# Start of PROVIDED ENTRIES
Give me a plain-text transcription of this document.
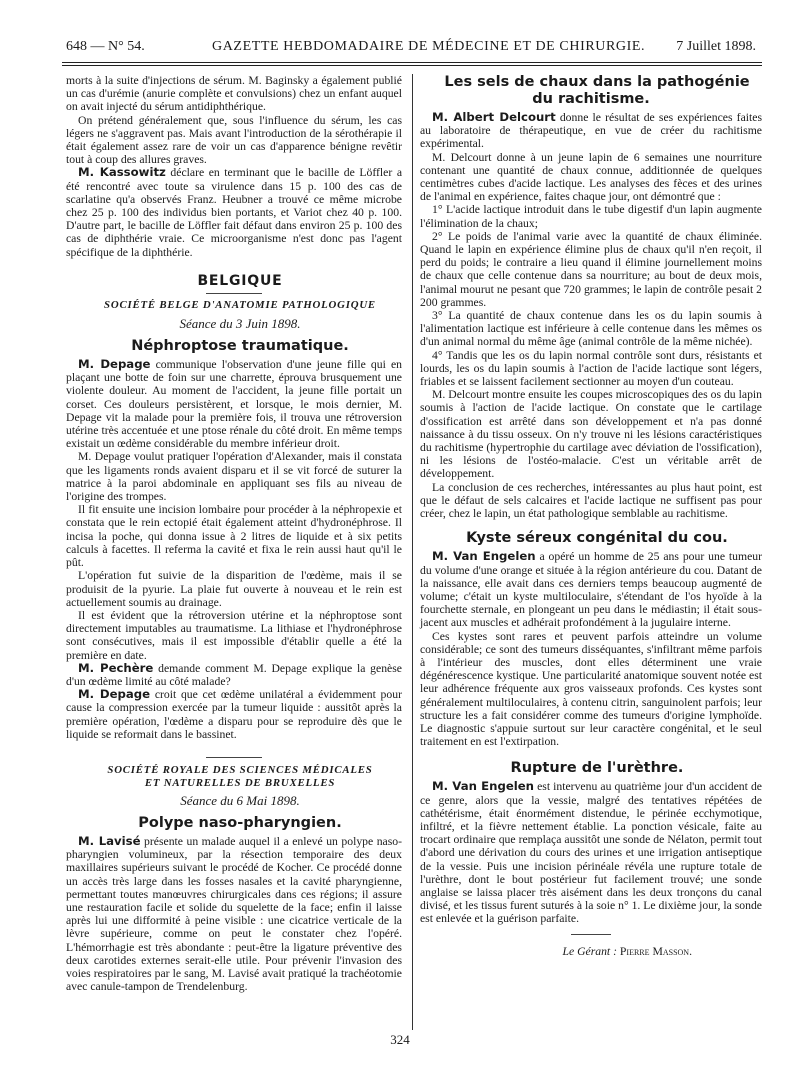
648 — N° 54.	GAZETTE HEBDOMADAIRE DE MÉDECINE ET DE CHIRURGIE. 7 Juillet 1898.

morts à la suite d'injections de sérum. M. Baginsky a également publié un cas d'urémie (anurie complète et convulsions) chez un enfant auquel on avait injecté du sérum antidiphthérique.

On prétend généralement que, sous l'influence du sérum, les cas légers ne s'aggravent pas. Mais avant l'introduction de la sérothérapie il était également assez rare de voir un cas d'apparence bénigne revêtir tout à coup des allures graves.

M. Kassowitz déclare en terminant que le bacille de Löffler a été rencontré avec toute sa virulence dans 15 p. 100 des cas de scarlatine qu'a observés Franz. Heubner a trouvé ce même microbe chez 25 p. 100 des individus bien portants, et Variot chez 40 p. 100. D'autre part, le bacille de Löffler fait défaut dans environ 25 p. 100 des cas de diphthérie vraie. Ce microorganisme n'est donc pas l'agent spécifique de la diphthérie.

BELGIQUE

SOCIÉTÉ BELGE D'ANATOMIE PATHOLOGIQUE

Séance du 3 Juin 1898.

Néphroptose traumatique.

M. Depage communique l'observation d'une jeune fille qui en plaçant une botte de foin sur une charrette, éprouva brusquement une violente douleur. Au moment de l'accident, la jeune fille portait un corset. Ces douleurs persistèrent, et lorsque, le mois dernier, M. Depage vit la malade pour la première fois, il trouva une rétroversion utérine très accentuée et une ptose rénale du côté droit. En même temps existait un œdème considérable du membre inférieur droit.

M. Depage voulut pratiquer l'opération d'Alexander, mais il constata que les ligaments ronds avaient disparu et il se vit forcé de suturer la matrice à la paroi abdominale en appliquant ses fils au niveau de l'origine des trompes.

Il fit ensuite une incision lombaire pour procéder à la néphropexie et constata que le rein ectopié était également atteint d'hydronéphrose. Il incisa la poche, qui donna issue à 2 litres de liquide et à six petits calculs à facettes. Il referma la cavité et fixa le rein aussi haut qu'il le pût.

L'opération fut suivie de la disparition de l'œdème, mais il se produisit de la pyurie. La plaie fut ouverte à nouveau et le rein est actuellement soumis au drainage.

Il est évident que la rétroversion utérine et la néphroptose sont directement imputables au traumatisme. La lithiase et l'hydronéphrose sont consécutives, mais il est impossible d'établir quelle a été la première en date.

M. Pechère demande comment M. Depage explique la genèse d'un œdème limité au côté malade?

M. Depage croit que cet œdème unilatéral a évidemment pour cause la compression exercée par la tumeur liquide : aussitôt après la première opération, l'œdème a disparu pour se reproduire dès que le liquide se reformait dans le bassinet.

SOCIÉTÉ ROYALE DES SCIENCES MÉDICALES

ET NATURELLES DE BRUXELLES

Séance du 6 Mai 1898.

Polype naso-pharyngien.

M. Lavisé présente un malade auquel il a enlevé un polype naso-pharyngien volumineux, par la résection temporaire des deux maxillaires supérieurs suivant le procédé de Kocher. Ce procédé donne un accès très large dans les fosses nasales et la cavité pharyngienne, permettant toutes manœuvres chirurgicales dans ces régions; il assure une restauration facile et solide du squelette de la face; enfin il laisse après lui une difformité à peine visible : une cicatrice verticale de la lèvre supérieure, comme on peut le constater chez l'opéré. L'hémorrhagie est très abondante : peut-être la ligature préventive des deux carotides externes serait-elle utile. Pour prévenir l'invasion des voies respiratoires par le sang, M. Lavisé avait pratiqué la trachéotomie avec canule-tampon de Trendelenburg.

Les sels de chaux dans la pathogénie du rachitisme.

M. Albert Delcourt donne le résultat de ses expériences faites au laboratoire de thérapeutique, en vue de créer du rachitisme expérimental.

M. Delcourt donne à un jeune lapin de 6 semaines une nourriture contenant une quantité de chaux connue, additionnée de quelques centimètres cubes d'acide lactique. Les analyses des fèces et des urines de l'animal en expérience, faites chaque jour, ont démontré que :

1° L'acide lactique introduit dans le tube digestif d'un lapin augmente l'élimination de la chaux;

2° Le poids de l'animal varie avec la quantité de chaux éliminée. Quand le lapin en expérience élimine plus de chaux qu'il n'en reçoit, il perd du poids; le contraire a lieu quand il élimine journellement moins de chaux que celle contenue dans sa nourriture; au bout de deux mois, l'animal mourut ne pesant que 720 grammes; le lapin de contrôle pesait 2 200 grammes.

3° La quantité de chaux contenue dans les os du lapin soumis à l'alimentation lactique est inférieure à celle contenue dans les mêmes os d'un animal normal du même âge (animal contrôle de la même nichée).

4° Tandis que les os du lapin normal contrôle sont durs, résistants et lourds, les os du lapin soumis à l'action de l'acide lactique sont légers, friables et se laissent facilement sectionner au moyen d'un couteau.

M. Delcourt montre ensuite les coupes microscopiques des os du lapin soumis à l'action de l'acide lactique. On constate que le cartilage d'ossification est arrêté dans son développement et n'a pas donné naissance à du tissu osseux. On n'y trouve ni les lésions caractéristiques du rachitisme (hypertrophie du cartilage avec déviation de l'ossification), ni les lésions de l'ostéo-malacie. C'est un véritable arrêt de développement.

La conclusion de ces recherches, intéressantes au plus haut point, est que le défaut de sels calcaires et l'acide lactique ne suffisent pas pour créer, chez le lapin, un état pathologique semblable au rachitisme.

Kyste séreux congénital du cou.

M. Van Engelen a opéré un homme de 25 ans pour une tumeur du volume d'une orange et située à la région antérieure du cou. Datant de la naissance, elle avait dans ces derniers temps beaucoup augmenté de volume; c'était un kyste multiloculaire, s'étendant de l'os hyoïde à la fourchette sternale, en plongeant un peu dans le médiastin; il était sous-jacent aux muscles et adhérait profondément à la jugulaire interne.

Ces kystes sont rares et peuvent parfois atteindre un volume considérable; ce sont des tumeurs disséquantes, s'infiltrant même parfois à l'intérieur des muscles, dont elles déterminent une vraie dégénérescence kystique. Une particularité anatomique souvent notée est leur adhérence fréquente aux gros vaisseaux profonds. Ces kystes sont généralement multiloculaires, à contenu citrin, sanguinolent parfois; leur structure les a fait considérer comme des tumeurs d'origine lymphoïde. Le diagnostic s'appuie surtout sur leur caractère congénital, et le seul traitement en est l'extirpation.

Rupture de l'urèthre.

M. Van Engelen est intervenu au quatrième jour d'un accident de ce genre, alors que la vessie, malgré des tentatives répétées de cathétérisme, était énormément distendue, le périnée ecchymotique, infiltré, et la fièvre nettement établie. La ponction vésicale, faite au trocart ordinaire que remplaça aussitôt une sonde de Nélaton, permit tout d'abord une dérivation du cours des urines et une irrigation antiseptique de la vessie. Puis une incision périnéale révéla une rupture totale de l'urèthre, dont le bout postérieur fut facilement trouvé; une sonde anglaise se laissa placer très aisément dans les deux tronçons du canal divisé, et les tissus furent suturés à la soie n° 1. Le dixième jour, la sonde est enlevée et la guérison parfaite.

Le Gérant : Pierre Masson.

324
# End of PROVIDED ENTRIES
**TASK DESCRIPTION**: Nothing but the pictures may be dropped; output the records above exactly.

**ANSWER TO THIS TASK**:
Give me a plain-text transcription of this document.
648 — N° 54.	GAZETTE HEBDOMADAIRE DE MÉDECINE ET DE CHIRURGIE. 7 Juillet 1898.

morts à la suite d'injections de sérum. M. Baginsky a également publié un cas d'urémie (anurie complète et convulsions) chez un enfant auquel on avait injecté du sérum antidiphthérique.

On prétend généralement que, sous l'influence du sérum, les cas légers ne s'aggravent pas. Mais avant l'introduction de la sérothérapie il était également assez rare de voir un cas d'apparence bénigne revêtir tout à coup des allures graves.

M. Kassowitz déclare en terminant que le bacille de Löffler a été rencontré avec toute sa virulence dans 15 p. 100 des cas de scarlatine qu'a observés Franz. Heubner a trouvé ce même microbe chez 25 p. 100 des individus bien portants, et Variot chez 40 p. 100. D'autre part, le bacille de Löffler fait défaut dans environ 25 p. 100 des cas de diphthérie vraie. Ce microorganisme n'est donc pas l'agent spécifique de la diphthérie.

BELGIQUE

SOCIÉTÉ BELGE D'ANATOMIE PATHOLOGIQUE

Séance du 3 Juin 1898.

Néphroptose traumatique.

M. Depage communique l'observation d'une jeune fille qui en plaçant une botte de foin sur une charrette, éprouva brusquement une violente douleur. Au moment de l'accident, la jeune fille portait un corset. Ces douleurs persistèrent, et lorsque, le mois dernier, M. Depage vit la malade pour la première fois, il trouva une rétroversion utérine très accentuée et une ptose rénale du côté droit. En même temps existait un œdème considérable du membre inférieur droit.

M. Depage voulut pratiquer l'opération d'Alexander, mais il constata que les ligaments ronds avaient disparu et il se vit forcé de suturer la matrice à la paroi abdominale en appliquant ses fils au niveau de l'origine des trompes.

Il fit ensuite une incision lombaire pour procéder à la néphropexie et constata que le rein ectopié était également atteint d'hydronéphrose. Il incisa la poche, qui donna issue à 2 litres de liquide et à six petits calculs à facettes. Il referma la cavité et fixa le rein aussi haut qu'il le pût.

L'opération fut suivie de la disparition de l'œdème, mais il se produisit de la pyurie. La plaie fut ouverte à nouveau et le rein est actuellement soumis au drainage.

Il est évident que la rétroversion utérine et la néphroptose sont directement imputables au traumatisme. La lithiase et l'hydronéphrose sont consécutives, mais il est impossible d'établir quelle a été la première en date.

M. Pechère demande comment M. Depage explique la genèse d'un œdème limité au côté malade?

M. Depage croit que cet œdème unilatéral a évidemment pour cause la compression exercée par la tumeur liquide : aussitôt après la première opération, l'œdème a disparu pour se reproduire dès que le liquide se reformait dans le bassinet.

SOCIÉTÉ ROYALE DES SCIENCES MÉDICALES

ET NATURELLES DE BRUXELLES

Séance du 6 Mai 1898.

Polype naso-pharyngien.

M. Lavisé présente un malade auquel il a enlevé un polype naso-pharyngien volumineux, par la résection temporaire des deux maxillaires supérieurs suivant le procédé de Kocher. Ce procédé donne un accès très large dans les fosses nasales et la cavité pharyngienne, permettant toutes manœuvres chirurgicales dans ces régions; il assure une restauration facile et solide du squelette de la face; enfin il laisse après lui une difformité à peine visible : une cicatrice verticale de la lèvre supérieure, comme on peut le constater chez l'opéré. L'hémorrhagie est très abondante : peut-être la ligature préventive des deux carotides externes serait-elle utile. Pour prévenir l'invasion des voies respiratoires par le sang, M. Lavisé avait pratiqué la trachéotomie avec canule-tampon de Trendelenburg.

Les sels de chaux dans la pathogénie du rachitisme.

M. Albert Delcourt donne le résultat de ses expériences faites au laboratoire de thérapeutique, en vue de créer du rachitisme expérimental.

M. Delcourt donne à un jeune lapin de 6 semaines une nourriture contenant une quantité de chaux connue, additionnée de quelques centimètres cubes d'acide lactique. Les analyses des fèces et des urines de l'animal en expérience, faites chaque jour, ont démontré que :

1° L'acide lactique introduit dans le tube digestif d'un lapin augmente l'élimination de la chaux;

2° Le poids de l'animal varie avec la quantité de chaux éliminée. Quand le lapin en expérience élimine plus de chaux qu'il n'en reçoit, il perd du poids; le contraire a lieu quand il élimine journellement moins de chaux que celle contenue dans sa nourriture; au bout de deux mois, l'animal mourut ne pesant que 720 grammes; le lapin de contrôle pesait 2 200 grammes.

3° La quantité de chaux contenue dans les os du lapin soumis à l'alimentation lactique est inférieure à celle contenue dans les mêmes os d'un animal normal du même âge (animal contrôle de la même nichée).

4° Tandis que les os du lapin normal contrôle sont durs, résistants et lourds, les os du lapin soumis à l'action de l'acide lactique sont légers, friables et se laissent facilement sectionner au moyen d'un couteau.

M. Delcourt montre ensuite les coupes microscopiques des os du lapin soumis à l'action de l'acide lactique. On constate que le cartilage d'ossification est arrêté dans son développement et n'a pas donné naissance à du tissu osseux. On n'y trouve ni les lésions caractéristiques du rachitisme (hypertrophie du cartilage avec déviation de l'ossification), ni les lésions de l'ostéo-malacie. C'est un véritable arrêt de développement.

La conclusion de ces recherches, intéressantes au plus haut point, est que le défaut de sels calcaires et l'acide lactique ne suffisent pas pour créer, chez le lapin, un état pathologique semblable au rachitisme.

Kyste séreux congénital du cou.

M. Van Engelen a opéré un homme de 25 ans pour une tumeur du volume d'une orange et située à la région antérieure du cou. Datant de la naissance, elle avait dans ces derniers temps beaucoup augmenté de volume; c'était un kyste multiloculaire, s'étendant de l'os hyoïde à la fourchette sternale, en plongeant un peu dans le médiastin; il était sous-jacent aux muscles et adhérait profondément à la jugulaire interne.

Ces kystes sont rares et peuvent parfois atteindre un volume considérable; ce sont des tumeurs disséquantes, s'infiltrant même parfois à l'intérieur des muscles, dont elles déterminent une vraie dégénérescence kystique. Une particularité anatomique souvent notée est leur adhérence fréquente aux gros vaisseaux profonds. Ces kystes sont généralement multiloculaires, à contenu citrin, sanguinolent parfois; leur structure les a fait considérer comme des tumeurs d'origine lymphoïde. Le diagnostic s'appuie surtout sur leur caractère congénital, et le seul traitement en est l'extirpation.

Rupture de l'urèthre.

M. Van Engelen est intervenu au quatrième jour d'un accident de ce genre, alors que la vessie, malgré des tentatives répétées de cathétérisme, était énormément distendue, le périnée ecchymotique, infiltré, et la fièvre nettement établie. La ponction vésicale, faite au trocart ordinaire que remplaça aussitôt une sonde de Nélaton, permit tout d'abord une dérivation du cours des urines et une irrigation antiseptique de la vessie. Puis une incision périnéale révéla une rupture totale de l'urèthre, dont le bout postérieur fut facilement trouvé; une sonde anglaise se laissa placer très aisément dans les deux tronçons du canal divisé, et les tissus furent suturés à la soie n° 1. Le dixième jour, la sonde est enlevée et la guérison parfaite.

Le Gérant : Pierre Masson.

324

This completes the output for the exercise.